§ **Extrait du document**
Politique

« Je n’ai pas d’autre pays » écrit l’Israélien Ehud Manor dans un poème cité par Nancy Pelosi devant le Congrès américain. « Il n’y a pas d’Israël pour moi » dit le narrateur de Soumission, le roman de Michel Houellebecq. Danny Trom propose, à partir d’une analyse conjointe de ces deux énoncés, une distinction entre plusieurs expériences du rapport politique à son propre pays :  celle de n’avoir qu’un seul pays, celle de ne plus en avoir d’autre, et celle d’avoir une alternative fut-elle impraticable. Se pose ici la question : tout citoyen de son État en Europe, à présent, n’est-il pas en situation de toucher du doigt l’expérience juive ?

Le cas de la communauté juive renaissante de Vienne est-il le signe qu’une forme nouvelle de l’existence juive diasporique s’esquisse ? Telle est la proposition de Julie Cooper et Dorit Geva qui y déchiffrent, suivant le schème de l’historien Simon Doubnov, l’émergence en Europe d’une nouvelle forme communautaire, non pas nationalisée, mais insérée dans l’Union politique européenne. Elle pourrait servir de modèle, capable de s’imposer comme une alternative à la forme nationale incarnée dans l’Etat d’Israël et celle, peut-être en déclin après avoir dominée, du judaïsme américain.

La question de l’interdiction de l’abattage rituel (shehita) s’est posée plusieurs fois aux Juifs en Europe. Shai Lavi nous rappelle que, confrontées à cette situation, les autorités traditionnelles ont toujours réagi en cherchant à s’adapter au contexte dans lequel cette interdiction était formulée – ce qui supposait de bien identifier l’intention qui la motivait. Puisque seul le motif antisémite condamne tout compromis, il est d’une extrême importance de bien l’établir avant de trancher. Le texte de Shai Lavi, professeur de droit, suggère que nous serions bien inspirés aujourd’hui de prolonger cette enquête chaque fois que les juifs sont pris dans une polémique de cette sorte.

§ **Données fournies**
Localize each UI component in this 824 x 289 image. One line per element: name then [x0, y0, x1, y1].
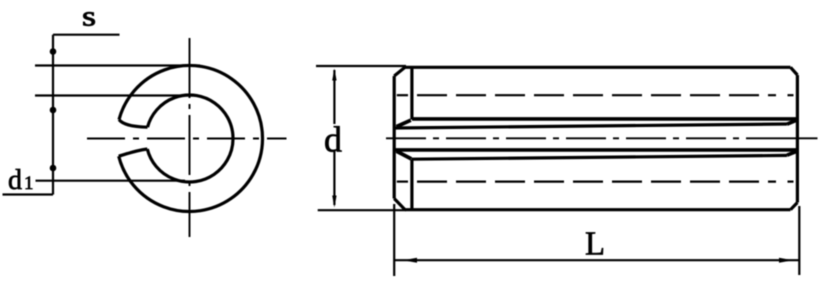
svg-text:d1: d1 — [8, 165, 34, 196]
svg-text:s: s — [82, 1, 96, 33]
svg-text:L: L — [585, 225, 605, 262]
svg-text:d: d — [324, 120, 342, 160]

§ **Consignes**
A - Selon le texte sur l'expérience juive en Europe, quelle est la profession de Shai Lavi ?
B - Continuez le texte sur l'expérience juive en Europe après sa dernière phrase.

§ **Réponses fournies**
A - Professeur de droit.

B -
La pluralité des mises en accusation des juifs impose de retravailler en permanence les concepts qui servent à les caractériser. Depuis quelques années, la notion « d’antisémitisme secondaire » ou « antisémitisme de rejet de culpabilité » s’est ainsi imposée pour caractériser des nouvelles formes d’hostilité anti-juives qui se rapportent à la Shoah pour la nier, la relativiser, en inverser la responsabilité, etc.

Il y a tout juste un an — le 29 octobre 2020 — Jeremy Corbyn était exclu du Labour qu’il avait dirigé de 2015 à 2020. Cette exclusion faisait suite aux réserves qu’il avait exprimées sur les conclusions du rapport de l’EHRC portant sur l’antisémitisme au sein du Labour remis à son successeur Keir Starmer. K. en présente ici une synthèse. Elle rend compte à la fois de ce que fut la réalité de l’antisémitisme au sein du Labour mais aussi de la manière dont, après la démission de Corbyn, les travaillistes surent le regarder en face.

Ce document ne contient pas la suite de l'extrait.